▶ **Objective**: Sift the material for lines containing "name", and return them.

▶ **Given data**:
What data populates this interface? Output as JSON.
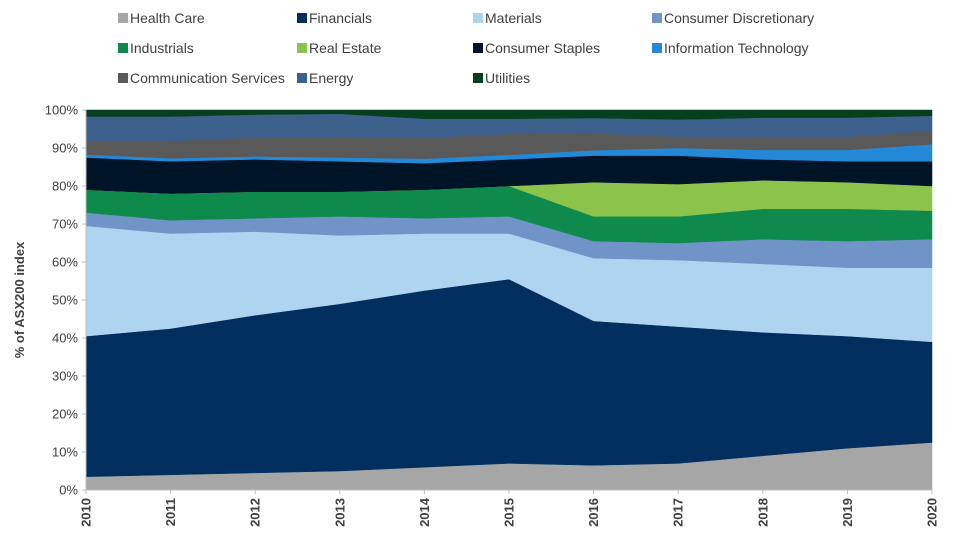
{
  "chart_data": {
    "type": "area",
    "stacked": true,
    "ylabel": "% of ASX200 index",
    "xlabel": "",
    "ylim": [
      0,
      100
    ],
    "y_ticks": [
      "0%",
      "10%",
      "20%",
      "30%",
      "40%",
      "50%",
      "60%",
      "70%",
      "80%",
      "90%",
      "100%"
    ],
    "y_tick_values": [
      0,
      10,
      20,
      30,
      40,
      50,
      60,
      70,
      80,
      90,
      100
    ],
    "categories": [
      "2010",
      "2011",
      "2012",
      "2013",
      "2014",
      "2015",
      "2016",
      "2017",
      "2018",
      "2019",
      "2020"
    ],
    "legend_position": "top",
    "grid": false,
    "series": [
      {
        "name": "Health Care",
        "color": "#a6a6a6",
        "values": [
          3.5,
          4,
          4.5,
          5,
          6,
          7,
          6.5,
          7,
          9,
          11,
          12.5
        ]
      },
      {
        "name": "Financials",
        "color": "#002f5f",
        "values": [
          37,
          38.5,
          41.5,
          44,
          46.5,
          48.5,
          38,
          36,
          32.5,
          29.5,
          26.5
        ]
      },
      {
        "name": "Materials",
        "color": "#aed4f0",
        "values": [
          29,
          25,
          22,
          18,
          15,
          12,
          16.5,
          17.5,
          18,
          18,
          19.5
        ]
      },
      {
        "name": "Consumer Discretionary",
        "color": "#7094c8",
        "values": [
          3.5,
          3.5,
          3.5,
          5,
          4,
          4.5,
          4.5,
          4.5,
          6.5,
          7,
          7.5
        ]
      },
      {
        "name": "Industrials",
        "color": "#0e8a4d",
        "values": [
          6,
          7,
          7,
          6.5,
          7.5,
          8,
          6.5,
          7,
          8,
          8.5,
          7.5
        ]
      },
      {
        "name": "Real Estate",
        "color": "#8cc34b",
        "values": [
          0,
          0,
          0,
          0,
          0,
          0,
          9,
          8.5,
          7.5,
          7,
          6.5
        ]
      },
      {
        "name": "Consumer Staples",
        "color": "#001428",
        "values": [
          8.5,
          8.5,
          8.5,
          8,
          7,
          7,
          7,
          7.5,
          5.5,
          5.5,
          6.5
        ]
      },
      {
        "name": "Information Technology",
        "color": "#2389d7",
        "values": [
          0.8,
          0.8,
          0.8,
          1,
          1.2,
          1.2,
          1.4,
          2,
          2.5,
          3,
          4.5
        ]
      },
      {
        "name": "Communication Services",
        "color": "#595959",
        "values": [
          3.5,
          4.5,
          5,
          5.5,
          5.5,
          5.5,
          4.5,
          3,
          3.5,
          3.5,
          3.5
        ]
      },
      {
        "name": "Energy",
        "color": "#3d5f8c",
        "values": [
          6.5,
          6.5,
          6,
          6,
          5,
          4,
          4,
          4.5,
          5,
          5,
          4
        ]
      },
      {
        "name": "Utilities",
        "color": "#053f1e",
        "values": [
          1.7,
          1.7,
          1.2,
          1,
          1.3,
          2.3,
          2.1,
          2.5,
          2,
          2,
          1.5
        ]
      }
    ]
  }
}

▶ **Finished exercise**:
        "name": "Health Care",
        "name": "Financials",
        "name": "Materials",
        "name": "Consumer Discretionary",
        "name": "Industrials",
        "name": "Real Estate",
        "name": "Consumer Staples",
        "name": "Information Technology",
        "name": "Communication Services",
        "name": "Energy",
        "name": "Utilities",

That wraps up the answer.